Recorded information:
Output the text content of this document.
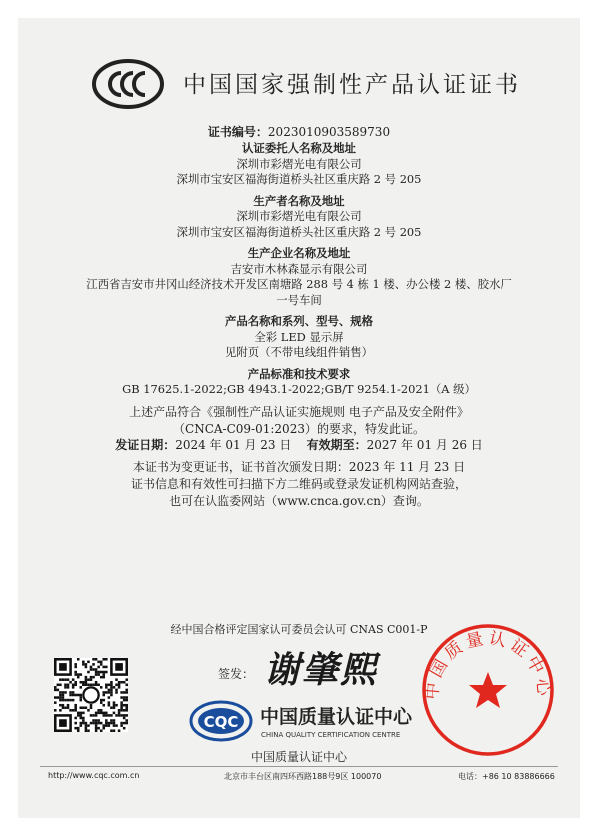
中国国家强制性产品认证证书

证书编号：2023010903589730

认证委托人名称及地址

深圳市彩熠光电有限公司

深圳市宝安区福海街道桥头社区重庆路 2 号 205

生产者名称及地址

深圳市彩熠光电有限公司

深圳市宝安区福海街道桥头社区重庆路 2 号 205

生产企业名称及地址

吉安市木林森显示有限公司

江西省吉安市井冈山经济技术开发区南塘路 288 号 4 栋 1 楼、办公楼 2 楼、胶水厂

一号车间

产品名称和系列、型号、规格

全彩 LED 显示屏

见附页（不带电线组件销售）

产品标准和技术要求

GB 17625.1-2022;GB 4943.1-2022;GB/T 9254.1-2021（A 级）

上述产品符合《强制性产品认证实施规则 电子产品及安全附件》

（CNCA-C09-01:2023）的要求，特发此证。

发证日期：2024 年 01 月 23 日 有效期至：2027 年 01 月 26 日

本证书为变更证书，证书首次颁发日期：2023 年 11 月 23 日

证书信息和有效性可扫描下方二维码或登录发证机构网站查验，

也可在认监委网站（www.cnca.gov.cn）查询。

经中国合格评定国家认可委员会认可 CNAS C001-P
签发： 谢肇熙
CQC 中国质量认证中心
CHINA QUALITY CERTIFICATION CENTRE
中国质量认证中心
中国质量认证中心
http://www.cqc.com.cn	北京市丰台区南四环西路188号9区 100070	电话：+86 10 83886666
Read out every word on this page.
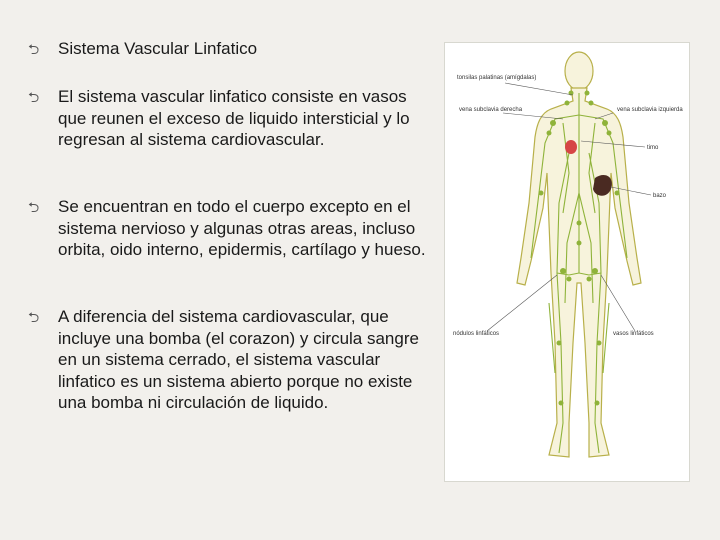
⮌	Sistema Vascular Linfatico
⮌	El sistema vascular linfatico consiste en vasos que reunen el exceso de liquido intersticial y lo regresan al sistema cardiovascular.
⮌	Se encuentran en todo el cuerpo excepto en el sistema nervioso y algunas otras areas, incluso orbita, oido interno, epidermis, cartílago y hueso.
⮌	A diferencia del sistema cardiovascular, que incluye una bomba (el corazon) y circula sangre en un sistema cerrado, el sistema vascular linfatico es un sistema abierto porque no existe una bomba ni circulación de liquido.
tonsilas palatinas (amígdalas)
vena subclavia derecha	vena subclavia izquierda
timo
bazo
nódulos linfáticos	vasos linfáticos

Exercise: Print the complete listing exactly as it stands, without its pictures.

Result:
Output the text content of this document.
中国国家强制性产品认证证书

证书编号：2023010903589730

认证委托人名称及地址

深圳市彩熠光电有限公司

深圳市宝安区福海街道桥头社区重庆路 2 号 205

生产者名称及地址

深圳市彩熠光电有限公司

深圳市宝安区福海街道桥头社区重庆路 2 号 205

生产企业名称及地址

吉安市木林森显示有限公司

江西省吉安市井冈山经济技术开发区南塘路 288 号 4 栋 1 楼、办公楼 2 楼、胶水厂

一号车间

产品名称和系列、型号、规格

全彩 LED 显示屏

见附页（不带电线组件销售）

产品标准和技术要求

GB 17625.1-2022;GB 4943.1-2022;GB/T 9254.1-2021（A 级）

上述产品符合《强制性产品认证实施规则 电子产品及安全附件》

（CNCA-C09-01:2023）的要求，特发此证。

发证日期：2024 年 01 月 23 日 有效期至：2027 年 01 月 26 日

本证书为变更证书，证书首次颁发日期：2023 年 11 月 23 日

证书信息和有效性可扫描下方二维码或登录发证机构网站查验，

也可在认监委网站（www.cnca.gov.cn）查询。

经中国合格评定国家认可委员会认可 CNAS C001-P
签发： 谢肇熙
CQC 中国质量认证中心
CHINA QUALITY CERTIFICATION CENTRE
中国质量认证中心
中国质量认证中心
http://www.cqc.com.cn	北京市丰台区南四环西路188号9区 100070	电话：+86 10 83886666
Read out every word on this page.
⮌	Sistema Vascular Linfatico
⮌	El sistema vascular linfatico consiste en vasos que reunen el exceso de liquido intersticial y lo regresan al sistema cardiovascular.
⮌	Se encuentran en todo el cuerpo excepto en el sistema nervioso y algunas otras areas, incluso orbita, oido interno, epidermis, cartílago y hueso.
⮌	A diferencia del sistema cardiovascular, que incluye una bomba (el corazon) y circula sangre en un sistema cerrado, el sistema vascular linfatico es un sistema abierto porque no existe una bomba ni circulación de liquido.
tonsilas palatinas (amígdalas)
vena subclavia derecha	vena subclavia izquierda
timo
bazo
nódulos linfáticos	vasos linfáticos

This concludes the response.